Available records –
* * *

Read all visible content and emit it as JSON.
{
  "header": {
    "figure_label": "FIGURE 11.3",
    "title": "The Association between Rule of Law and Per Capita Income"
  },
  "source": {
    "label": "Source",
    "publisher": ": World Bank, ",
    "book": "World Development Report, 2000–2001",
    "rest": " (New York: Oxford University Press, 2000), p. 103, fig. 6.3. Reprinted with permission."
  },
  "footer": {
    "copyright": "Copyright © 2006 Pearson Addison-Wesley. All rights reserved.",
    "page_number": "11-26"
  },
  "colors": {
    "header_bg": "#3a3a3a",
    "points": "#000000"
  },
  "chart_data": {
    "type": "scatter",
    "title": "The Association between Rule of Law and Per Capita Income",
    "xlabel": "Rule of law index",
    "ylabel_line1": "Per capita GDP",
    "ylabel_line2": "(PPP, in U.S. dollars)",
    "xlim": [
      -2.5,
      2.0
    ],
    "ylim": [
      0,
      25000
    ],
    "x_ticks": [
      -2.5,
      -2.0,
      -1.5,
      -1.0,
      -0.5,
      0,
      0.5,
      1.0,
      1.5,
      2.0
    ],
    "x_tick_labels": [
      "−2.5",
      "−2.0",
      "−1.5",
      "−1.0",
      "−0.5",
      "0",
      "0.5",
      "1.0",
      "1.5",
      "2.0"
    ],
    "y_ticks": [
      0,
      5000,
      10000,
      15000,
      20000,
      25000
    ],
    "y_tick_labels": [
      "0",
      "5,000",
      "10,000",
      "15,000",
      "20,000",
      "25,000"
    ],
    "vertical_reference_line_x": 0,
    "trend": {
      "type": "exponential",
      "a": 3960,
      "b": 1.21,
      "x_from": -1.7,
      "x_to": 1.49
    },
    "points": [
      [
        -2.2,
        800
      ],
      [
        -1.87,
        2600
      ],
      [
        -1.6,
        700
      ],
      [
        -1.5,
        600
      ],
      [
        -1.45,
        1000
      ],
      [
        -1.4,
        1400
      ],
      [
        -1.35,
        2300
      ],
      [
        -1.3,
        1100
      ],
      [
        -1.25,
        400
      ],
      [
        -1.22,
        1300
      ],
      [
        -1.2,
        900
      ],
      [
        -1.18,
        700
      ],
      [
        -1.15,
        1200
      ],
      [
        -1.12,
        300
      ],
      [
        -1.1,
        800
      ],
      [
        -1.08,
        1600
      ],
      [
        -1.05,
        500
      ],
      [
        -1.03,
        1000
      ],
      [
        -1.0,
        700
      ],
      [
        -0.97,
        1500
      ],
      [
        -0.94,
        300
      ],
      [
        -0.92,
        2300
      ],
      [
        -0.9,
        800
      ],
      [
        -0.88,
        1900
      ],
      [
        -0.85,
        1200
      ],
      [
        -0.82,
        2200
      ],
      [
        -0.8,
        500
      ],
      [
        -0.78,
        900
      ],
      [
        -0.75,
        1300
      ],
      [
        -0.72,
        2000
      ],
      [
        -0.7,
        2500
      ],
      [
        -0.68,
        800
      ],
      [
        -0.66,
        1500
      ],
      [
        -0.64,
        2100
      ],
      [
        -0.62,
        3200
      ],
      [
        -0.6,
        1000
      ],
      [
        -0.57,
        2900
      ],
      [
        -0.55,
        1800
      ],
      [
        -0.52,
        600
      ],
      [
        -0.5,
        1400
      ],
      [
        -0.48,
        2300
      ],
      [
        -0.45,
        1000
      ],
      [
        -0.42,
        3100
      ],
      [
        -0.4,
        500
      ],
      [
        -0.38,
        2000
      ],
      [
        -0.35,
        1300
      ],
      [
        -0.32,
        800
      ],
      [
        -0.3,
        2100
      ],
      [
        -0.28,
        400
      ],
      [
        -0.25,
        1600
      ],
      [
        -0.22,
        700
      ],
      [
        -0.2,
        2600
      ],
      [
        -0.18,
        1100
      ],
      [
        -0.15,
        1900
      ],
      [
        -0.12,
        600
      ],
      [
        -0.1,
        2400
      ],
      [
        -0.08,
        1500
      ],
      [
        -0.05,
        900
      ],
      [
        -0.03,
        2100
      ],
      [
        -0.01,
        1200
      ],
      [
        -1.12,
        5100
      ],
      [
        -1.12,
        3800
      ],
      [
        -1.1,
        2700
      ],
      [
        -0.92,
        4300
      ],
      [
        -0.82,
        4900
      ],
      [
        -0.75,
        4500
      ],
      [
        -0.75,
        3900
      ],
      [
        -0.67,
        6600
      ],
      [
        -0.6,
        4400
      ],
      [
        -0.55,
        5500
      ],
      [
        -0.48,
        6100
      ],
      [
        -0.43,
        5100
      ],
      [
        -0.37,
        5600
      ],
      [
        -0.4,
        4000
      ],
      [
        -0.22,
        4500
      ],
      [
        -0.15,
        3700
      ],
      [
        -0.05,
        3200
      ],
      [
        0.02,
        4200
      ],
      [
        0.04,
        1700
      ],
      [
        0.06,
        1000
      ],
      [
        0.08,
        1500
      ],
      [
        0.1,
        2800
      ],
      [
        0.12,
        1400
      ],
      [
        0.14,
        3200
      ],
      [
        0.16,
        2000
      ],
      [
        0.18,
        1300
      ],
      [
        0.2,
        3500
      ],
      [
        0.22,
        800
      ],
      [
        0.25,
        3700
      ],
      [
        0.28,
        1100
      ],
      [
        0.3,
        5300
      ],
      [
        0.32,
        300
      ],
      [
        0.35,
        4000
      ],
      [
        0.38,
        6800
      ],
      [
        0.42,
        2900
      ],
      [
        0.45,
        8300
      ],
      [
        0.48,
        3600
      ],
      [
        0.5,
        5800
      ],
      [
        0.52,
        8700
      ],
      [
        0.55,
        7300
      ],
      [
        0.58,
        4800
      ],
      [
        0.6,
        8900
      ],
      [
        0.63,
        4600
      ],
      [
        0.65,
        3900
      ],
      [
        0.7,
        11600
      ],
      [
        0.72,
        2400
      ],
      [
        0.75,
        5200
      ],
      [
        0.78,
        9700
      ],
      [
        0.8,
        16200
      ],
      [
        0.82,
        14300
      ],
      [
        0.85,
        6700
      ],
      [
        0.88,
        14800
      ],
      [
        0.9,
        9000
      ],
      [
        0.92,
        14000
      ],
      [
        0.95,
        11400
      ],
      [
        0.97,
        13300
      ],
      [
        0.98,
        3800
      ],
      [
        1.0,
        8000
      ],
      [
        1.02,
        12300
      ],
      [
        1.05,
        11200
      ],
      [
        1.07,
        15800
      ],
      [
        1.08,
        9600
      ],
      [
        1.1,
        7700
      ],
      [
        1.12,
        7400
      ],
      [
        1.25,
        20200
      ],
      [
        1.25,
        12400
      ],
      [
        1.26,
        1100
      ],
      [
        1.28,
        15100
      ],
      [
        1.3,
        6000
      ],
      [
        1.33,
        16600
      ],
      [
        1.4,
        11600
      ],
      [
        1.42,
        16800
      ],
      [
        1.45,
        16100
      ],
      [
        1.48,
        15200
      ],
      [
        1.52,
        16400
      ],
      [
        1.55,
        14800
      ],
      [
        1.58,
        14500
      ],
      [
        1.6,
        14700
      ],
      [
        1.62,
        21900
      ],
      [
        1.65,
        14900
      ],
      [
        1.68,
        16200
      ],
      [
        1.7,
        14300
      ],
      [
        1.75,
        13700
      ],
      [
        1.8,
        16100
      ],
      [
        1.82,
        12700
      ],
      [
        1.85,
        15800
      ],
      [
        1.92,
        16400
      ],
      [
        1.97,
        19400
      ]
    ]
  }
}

* * *

Write the material out again word for word.

The solution –
Read all visible content and emit it as JSON.
{
  "header": {
    "figure_label": "FIGURE 11.3",
    "title": "The Association between Rule of Law and Per Capita Income"
  },
  "source": {
    "label": "Source",
    "publisher": ": World Bank, ",
    "book": "World Development Report, 2000–2001",
    "rest": " (New York: Oxford University Press, 2000), p. 103, fig. 6.3. Reprinted with permission."
  },
  "footer": {
    "copyright": "Copyright © 2006 Pearson Addison-Wesley. All rights reserved.",
    "page_number": "11-26"
  },
  "colors": {
    "header_bg": "#3a3a3a",
    "points": "#000000"
  },
  "chart_data": {
    "type": "scatter",
    "title": "The Association between Rule of Law and Per Capita Income",
    "xlabel": "Rule of law index",
    "ylabel_line1": "Per capita GDP",
    "ylabel_line2": "(PPP, in U.S. dollars)",
    "xlim": [
      -2.5,
      2.0
    ],
    "ylim": [
      0,
      25000
    ],
    "x_ticks": [
      -2.5,
      -2.0,
      -1.5,
      -1.0,
      -0.5,
      0,
      0.5,
      1.0,
      1.5,
      2.0
    ],
    "x_tick_labels": [
      "−2.5",
      "−2.0",
      "−1.5",
      "−1.0",
      "−0.5",
      "0",
      "0.5",
      "1.0",
      "1.5",
      "2.0"
    ],
    "y_ticks": [
      0,
      5000,
      10000,
      15000,
      20000,
      25000
    ],
    "y_tick_labels": [
      "0",
      "5,000",
      "10,000",
      "15,000",
      "20,000",
      "25,000"
    ],
    "vertical_reference_line_x": 0,
    "trend": {
      "type": "exponential",
      "a": 3960,
      "b": 1.21,
      "x_from": -1.7,
      "x_to": 1.49
    },
    "points": [
      [
        -2.2,
        800
      ],
      [
        -1.87,
        2600
      ],
      [
        -1.6,
        700
      ],
      [
        -1.5,
        600
      ],
      [
        -1.45,
        1000
      ],
      [
        -1.4,
        1400
      ],
      [
        -1.35,
        2300
      ],
      [
        -1.3,
        1100
      ],
      [
        -1.25,
        400
      ],
      [
        -1.22,
        1300
      ],
      [
        -1.2,
        900
      ],
      [
        -1.18,
        700
      ],
      [
        -1.15,
        1200
      ],
      [
        -1.12,
        300
      ],
      [
        -1.1,
        800
      ],
      [
        -1.08,
        1600
      ],
      [
        -1.05,
        500
      ],
      [
        -1.03,
        1000
      ],
      [
        -1.0,
        700
      ],
      [
        -0.97,
        1500
      ],
      [
        -0.94,
        300
      ],
      [
        -0.92,
        2300
      ],
      [
        -0.9,
        800
      ],
      [
        -0.88,
        1900
      ],
      [
        -0.85,
        1200
      ],
      [
        -0.82,
        2200
      ],
      [
        -0.8,
        500
      ],
      [
        -0.78,
        900
      ],
      [
        -0.75,
        1300
      ],
      [
        -0.72,
        2000
      ],
      [
        -0.7,
        2500
      ],
      [
        -0.68,
        800
      ],
      [
        -0.66,
        1500
      ],
      [
        -0.64,
        2100
      ],
      [
        -0.62,
        3200
      ],
      [
        -0.6,
        1000
      ],
      [
        -0.57,
        2900
      ],
      [
        -0.55,
        1800
      ],
      [
        -0.52,
        600
      ],
      [
        -0.5,
        1400
      ],
      [
        -0.48,
        2300
      ],
      [
        -0.45,
        1000
      ],
      [
        -0.42,
        3100
      ],
      [
        -0.4,
        500
      ],
      [
        -0.38,
        2000
      ],
      [
        -0.35,
        1300
      ],
      [
        -0.32,
        800
      ],
      [
        -0.3,
        2100
      ],
      [
        -0.28,
        400
      ],
      [
        -0.25,
        1600
      ],
      [
        -0.22,
        700
      ],
      [
        -0.2,
        2600
      ],
      [
        -0.18,
        1100
      ],
      [
        -0.15,
        1900
      ],
      [
        -0.12,
        600
      ],
      [
        -0.1,
        2400
      ],
      [
        -0.08,
        1500
      ],
      [
        -0.05,
        900
      ],
      [
        -0.03,
        2100
      ],
      [
        -0.01,
        1200
      ],
      [
        -1.12,
        5100
      ],
      [
        -1.12,
        3800
      ],
      [
        -1.1,
        2700
      ],
      [
        -0.92,
        4300
      ],
      [
        -0.82,
        4900
      ],
      [
        -0.75,
        4500
      ],
      [
        -0.75,
        3900
      ],
      [
        -0.67,
        6600
      ],
      [
        -0.6,
        4400
      ],
      [
        -0.55,
        5500
      ],
      [
        -0.48,
        6100
      ],
      [
        -0.43,
        5100
      ],
      [
        -0.37,
        5600
      ],
      [
        -0.4,
        4000
      ],
      [
        -0.22,
        4500
      ],
      [
        -0.15,
        3700
      ],
      [
        -0.05,
        3200
      ],
      [
        0.02,
        4200
      ],
      [
        0.04,
        1700
      ],
      [
        0.06,
        1000
      ],
      [
        0.08,
        1500
      ],
      [
        0.1,
        2800
      ],
      [
        0.12,
        1400
      ],
      [
        0.14,
        3200
      ],
      [
        0.16,
        2000
      ],
      [
        0.18,
        1300
      ],
      [
        0.2,
        3500
      ],
      [
        0.22,
        800
      ],
      [
        0.25,
        3700
      ],
      [
        0.28,
        1100
      ],
      [
        0.3,
        5300
      ],
      [
        0.32,
        300
      ],
      [
        0.35,
        4000
      ],
      [
        0.38,
        6800
      ],
      [
        0.42,
        2900
      ],
      [
        0.45,
        8300
      ],
      [
        0.48,
        3600
      ],
      [
        0.5,
        5800
      ],
      [
        0.52,
        8700
      ],
      [
        0.55,
        7300
      ],
      [
        0.58,
        4800
      ],
      [
        0.6,
        8900
      ],
      [
        0.63,
        4600
      ],
      [
        0.65,
        3900
      ],
      [
        0.7,
        11600
      ],
      [
        0.72,
        2400
      ],
      [
        0.75,
        5200
      ],
      [
        0.78,
        9700
      ],
      [
        0.8,
        16200
      ],
      [
        0.82,
        14300
      ],
      [
        0.85,
        6700
      ],
      [
        0.88,
        14800
      ],
      [
        0.9,
        9000
      ],
      [
        0.92,
        14000
      ],
      [
        0.95,
        11400
      ],
      [
        0.97,
        13300
      ],
      [
        0.98,
        3800
      ],
      [
        1.0,
        8000
      ],
      [
        1.02,
        12300
      ],
      [
        1.05,
        11200
      ],
      [
        1.07,
        15800
      ],
      [
        1.08,
        9600
      ],
      [
        1.1,
        7700
      ],
      [
        1.12,
        7400
      ],
      [
        1.25,
        20200
      ],
      [
        1.25,
        12400
      ],
      [
        1.26,
        1100
      ],
      [
        1.28,
        15100
      ],
      [
        1.3,
        6000
      ],
      [
        1.33,
        16600
      ],
      [
        1.4,
        11600
      ],
      [
        1.42,
        16800
      ],
      [
        1.45,
        16100
      ],
      [
        1.48,
        15200
      ],
      [
        1.52,
        16400
      ],
      [
        1.55,
        14800
      ],
      [
        1.58,
        14500
      ],
      [
        1.6,
        14700
      ],
      [
        1.62,
        21900
      ],
      [
        1.65,
        14900
      ],
      [
        1.68,
        16200
      ],
      [
        1.7,
        14300
      ],
      [
        1.75,
        13700
      ],
      [
        1.8,
        16100
      ],
      [
        1.82,
        12700
      ],
      [
        1.85,
        15800
      ],
      [
        1.92,
        16400
      ],
      [
        1.97,
        19400
      ]
    ]
  }
}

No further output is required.